Entries supplied =
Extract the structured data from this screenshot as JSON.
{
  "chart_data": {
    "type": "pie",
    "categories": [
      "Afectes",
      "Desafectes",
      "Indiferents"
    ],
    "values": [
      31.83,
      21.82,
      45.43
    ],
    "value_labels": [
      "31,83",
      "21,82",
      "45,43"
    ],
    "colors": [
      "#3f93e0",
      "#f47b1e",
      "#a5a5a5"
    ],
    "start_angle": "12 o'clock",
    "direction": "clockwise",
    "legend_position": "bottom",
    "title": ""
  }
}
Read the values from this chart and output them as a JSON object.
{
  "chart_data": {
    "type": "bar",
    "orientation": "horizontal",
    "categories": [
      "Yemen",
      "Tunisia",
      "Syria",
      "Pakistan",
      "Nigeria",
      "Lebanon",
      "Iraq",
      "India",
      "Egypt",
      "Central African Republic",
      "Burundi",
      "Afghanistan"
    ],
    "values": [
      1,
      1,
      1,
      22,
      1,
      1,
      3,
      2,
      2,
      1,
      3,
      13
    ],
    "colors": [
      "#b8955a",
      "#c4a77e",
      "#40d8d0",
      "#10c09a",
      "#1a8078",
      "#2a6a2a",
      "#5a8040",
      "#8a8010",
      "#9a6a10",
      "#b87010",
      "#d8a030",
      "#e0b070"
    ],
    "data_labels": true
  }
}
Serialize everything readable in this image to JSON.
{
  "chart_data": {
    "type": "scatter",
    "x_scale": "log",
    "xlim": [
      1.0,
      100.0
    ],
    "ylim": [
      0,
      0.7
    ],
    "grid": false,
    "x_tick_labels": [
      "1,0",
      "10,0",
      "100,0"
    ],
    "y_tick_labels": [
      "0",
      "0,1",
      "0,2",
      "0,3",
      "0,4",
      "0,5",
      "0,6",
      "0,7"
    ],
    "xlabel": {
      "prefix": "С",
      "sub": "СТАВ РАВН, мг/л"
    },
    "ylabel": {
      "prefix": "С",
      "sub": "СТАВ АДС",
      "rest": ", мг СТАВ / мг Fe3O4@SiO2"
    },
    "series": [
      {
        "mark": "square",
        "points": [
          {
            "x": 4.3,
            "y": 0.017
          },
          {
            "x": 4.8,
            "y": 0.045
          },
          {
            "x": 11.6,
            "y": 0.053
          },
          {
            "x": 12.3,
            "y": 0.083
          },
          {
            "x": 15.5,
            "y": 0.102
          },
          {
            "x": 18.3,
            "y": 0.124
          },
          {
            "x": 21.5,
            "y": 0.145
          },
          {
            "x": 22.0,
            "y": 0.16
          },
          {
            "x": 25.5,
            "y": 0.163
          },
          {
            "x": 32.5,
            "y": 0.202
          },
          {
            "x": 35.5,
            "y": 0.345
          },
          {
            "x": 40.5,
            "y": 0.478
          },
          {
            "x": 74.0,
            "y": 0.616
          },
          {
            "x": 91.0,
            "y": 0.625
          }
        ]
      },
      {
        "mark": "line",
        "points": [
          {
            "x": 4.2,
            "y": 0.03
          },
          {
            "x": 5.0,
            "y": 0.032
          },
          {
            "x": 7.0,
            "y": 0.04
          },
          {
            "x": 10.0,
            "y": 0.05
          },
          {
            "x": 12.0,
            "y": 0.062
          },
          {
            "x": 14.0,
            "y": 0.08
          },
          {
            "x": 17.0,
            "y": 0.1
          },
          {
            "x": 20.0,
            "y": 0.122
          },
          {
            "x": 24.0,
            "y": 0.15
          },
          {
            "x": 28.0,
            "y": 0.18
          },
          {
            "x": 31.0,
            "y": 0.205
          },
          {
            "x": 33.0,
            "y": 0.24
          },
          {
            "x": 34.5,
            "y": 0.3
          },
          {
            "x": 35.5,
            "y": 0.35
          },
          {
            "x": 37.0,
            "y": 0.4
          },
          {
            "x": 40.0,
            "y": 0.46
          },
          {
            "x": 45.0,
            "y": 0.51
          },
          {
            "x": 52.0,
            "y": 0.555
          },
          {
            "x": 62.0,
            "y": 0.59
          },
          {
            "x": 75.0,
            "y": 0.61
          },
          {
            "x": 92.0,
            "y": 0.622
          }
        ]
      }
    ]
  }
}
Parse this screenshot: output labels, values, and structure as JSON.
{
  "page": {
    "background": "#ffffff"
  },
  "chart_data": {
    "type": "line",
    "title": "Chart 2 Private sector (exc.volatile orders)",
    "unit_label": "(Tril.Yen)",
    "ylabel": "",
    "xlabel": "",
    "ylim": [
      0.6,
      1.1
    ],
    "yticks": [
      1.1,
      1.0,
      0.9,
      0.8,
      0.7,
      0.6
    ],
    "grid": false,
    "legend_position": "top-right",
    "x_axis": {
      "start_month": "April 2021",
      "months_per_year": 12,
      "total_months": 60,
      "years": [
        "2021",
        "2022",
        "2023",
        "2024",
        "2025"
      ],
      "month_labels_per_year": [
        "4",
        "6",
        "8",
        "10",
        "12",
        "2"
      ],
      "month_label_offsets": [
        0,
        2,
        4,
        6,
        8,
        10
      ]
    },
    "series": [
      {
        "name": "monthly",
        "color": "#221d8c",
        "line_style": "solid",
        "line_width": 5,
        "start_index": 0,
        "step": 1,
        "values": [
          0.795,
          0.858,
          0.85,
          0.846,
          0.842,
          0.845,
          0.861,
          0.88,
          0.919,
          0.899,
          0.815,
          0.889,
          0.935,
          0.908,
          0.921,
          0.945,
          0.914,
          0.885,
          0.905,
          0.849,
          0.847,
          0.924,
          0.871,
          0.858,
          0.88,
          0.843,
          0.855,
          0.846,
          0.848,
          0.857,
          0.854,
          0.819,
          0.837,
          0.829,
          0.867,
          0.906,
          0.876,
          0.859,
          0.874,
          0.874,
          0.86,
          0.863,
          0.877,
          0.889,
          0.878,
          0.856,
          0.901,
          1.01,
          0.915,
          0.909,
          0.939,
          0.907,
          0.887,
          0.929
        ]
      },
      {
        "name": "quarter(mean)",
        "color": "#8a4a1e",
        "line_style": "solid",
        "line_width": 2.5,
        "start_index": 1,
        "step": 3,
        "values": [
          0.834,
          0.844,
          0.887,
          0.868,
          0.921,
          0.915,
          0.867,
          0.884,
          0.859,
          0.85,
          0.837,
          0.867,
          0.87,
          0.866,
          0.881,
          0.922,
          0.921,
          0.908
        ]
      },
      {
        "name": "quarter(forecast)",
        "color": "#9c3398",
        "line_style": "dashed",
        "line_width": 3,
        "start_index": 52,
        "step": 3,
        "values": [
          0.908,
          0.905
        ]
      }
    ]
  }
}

Required task = Find every line in the records above that holds the word "JSON", and copy each one.

Written response =
Extract the structured data from this screenshot as JSON.
Read the values from this chart and output them as a JSON object.
Serialize everything readable in this image to JSON.
Parse this screenshot: output labels, values, and structure as JSON.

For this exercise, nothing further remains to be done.